### [Exercise directions]
Report back each line of the records that contains the string "JSON".

[Dataset rows about figures]
--- START ---
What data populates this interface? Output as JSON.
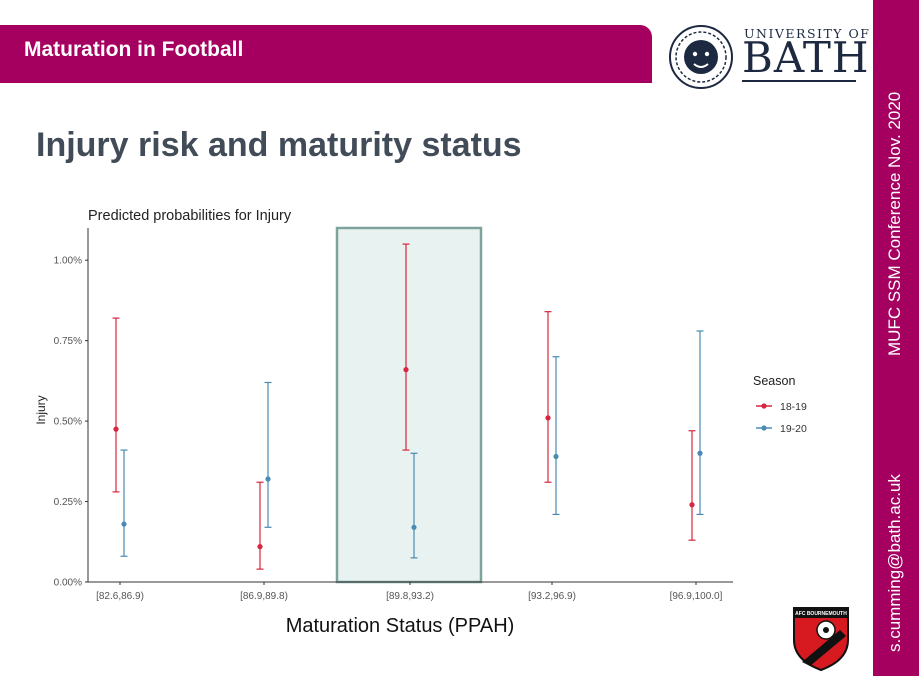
{
  "header": {
    "title": "Maturation in Football"
  },
  "logo": {
    "line1": "UNIVERSITY OF",
    "line2": "BATH"
  },
  "slide": {
    "title": "Injury risk and maturity status"
  },
  "sidebar": {
    "conference": "MUFC SSM Conference  Nov.  2020",
    "email": "s.cumming@bath.ac.uk"
  },
  "colors": {
    "brand": "#a5005f",
    "series_18_19": "#d7263d",
    "series_19_20": "#4a8ab3",
    "highlight_fill": "#e8f2f1",
    "highlight_stroke": "#7da39c"
  },
  "crest": {
    "text": "AFC BOURNEMOUTH",
    "icon": "football-crest-icon"
  },
  "chart_data": {
    "type": "scatter",
    "title": "Predicted probabilities for Injury",
    "xlabel": "Maturation Status (PPAH)",
    "ylabel": "Injury",
    "categories": [
      "[82.6,86.9)",
      "[86.9,89.8)",
      "[89.8,93.2)",
      "[93.2,96.9)",
      "[96.9,100.0]"
    ],
    "yticks": [
      "0.00%",
      "0.25%",
      "0.50%",
      "0.75%",
      "1.00%"
    ],
    "ylim": [
      0,
      1.1
    ],
    "highlight_category": "[89.8,93.2)",
    "legend_title": "Season",
    "legend_position": "right",
    "series": [
      {
        "name": "18-19",
        "values": [
          0.475,
          0.11,
          0.66,
          0.51,
          0.24
        ],
        "lower": [
          0.28,
          0.04,
          0.41,
          0.31,
          0.13
        ],
        "upper": [
          0.82,
          0.31,
          1.05,
          0.84,
          0.47
        ]
      },
      {
        "name": "19-20",
        "values": [
          0.18,
          0.32,
          0.17,
          0.39,
          0.4
        ],
        "lower": [
          0.08,
          0.17,
          0.075,
          0.21,
          0.21
        ],
        "upper": [
          0.41,
          0.62,
          0.4,
          0.7,
          0.78
        ]
      }
    ]
  }
}
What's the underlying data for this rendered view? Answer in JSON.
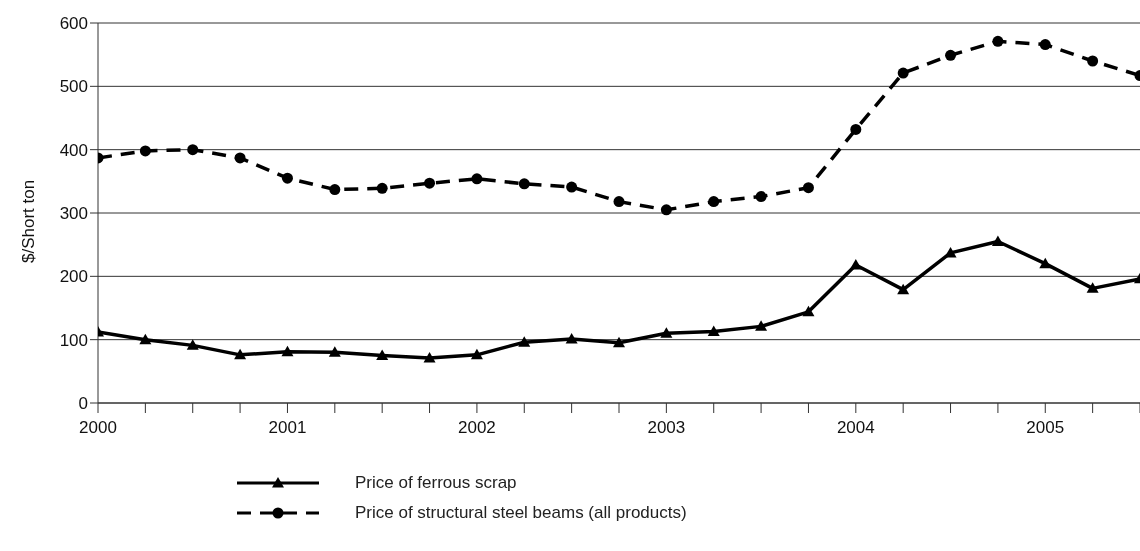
{
  "chart_data": {
    "type": "line",
    "ylabel": "$/Short ton",
    "x": [
      2000,
      2000.25,
      2000.5,
      2000.75,
      2001,
      2001.25,
      2001.5,
      2001.75,
      2002,
      2002.25,
      2002.5,
      2002.75,
      2003,
      2003.25,
      2003.5,
      2003.75,
      2004,
      2004.25,
      2004.5,
      2004.75,
      2005,
      2005.25,
      2005.5
    ],
    "series": [
      {
        "name": "Price of ferrous scrap",
        "color": "#000000",
        "marker": "triangle",
        "line_style": "solid",
        "values": [
          112,
          100,
          91,
          76,
          81,
          80,
          75,
          71,
          76,
          96,
          101,
          95,
          110,
          113,
          121,
          144,
          218,
          179,
          237,
          255,
          220,
          181,
          196
        ]
      },
      {
        "name": "Price of structural steel beams (all products)",
        "color": "#000000",
        "marker": "circle",
        "line_style": "dashed",
        "values": [
          387,
          398,
          400,
          387,
          355,
          337,
          339,
          347,
          354,
          346,
          341,
          318,
          305,
          318,
          326,
          340,
          432,
          521,
          549,
          571,
          566,
          540,
          517
        ]
      }
    ],
    "xlim": [
      2000,
      2005.5
    ],
    "xticks": [
      2000,
      {
        "value": 2000.25,
        "label": null
      },
      {
        "value": 2000.5,
        "label": null
      },
      {
        "value": 2000.75,
        "label": null
      },
      2001,
      {
        "value": 2001.25,
        "label": null
      },
      {
        "value": 2001.5,
        "label": null
      },
      {
        "value": 2001.75,
        "label": null
      },
      2002,
      {
        "value": 2002.25,
        "label": null
      },
      {
        "value": 2002.5,
        "label": null
      },
      {
        "value": 2002.75,
        "label": null
      },
      2003,
      {
        "value": 2003.25,
        "label": null
      },
      {
        "value": 2003.5,
        "label": null
      },
      {
        "value": 2003.75,
        "label": null
      },
      2004,
      {
        "value": 2004.25,
        "label": null
      },
      {
        "value": 2004.5,
        "label": null
      },
      {
        "value": 2004.75,
        "label": null
      },
      2005,
      {
        "value": 2005.25,
        "label": null
      },
      {
        "value": 2005.5,
        "label": null
      }
    ],
    "ylim": [
      0,
      600
    ],
    "yticks": [
      0,
      100,
      200,
      300,
      400,
      500,
      600
    ],
    "grid": "y",
    "legend": "bottom"
  }
}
--- END ---
### [Exercise response]
What data populates this interface? Output as JSON.
What's the underlying data for this rendered view? Answer in JSON.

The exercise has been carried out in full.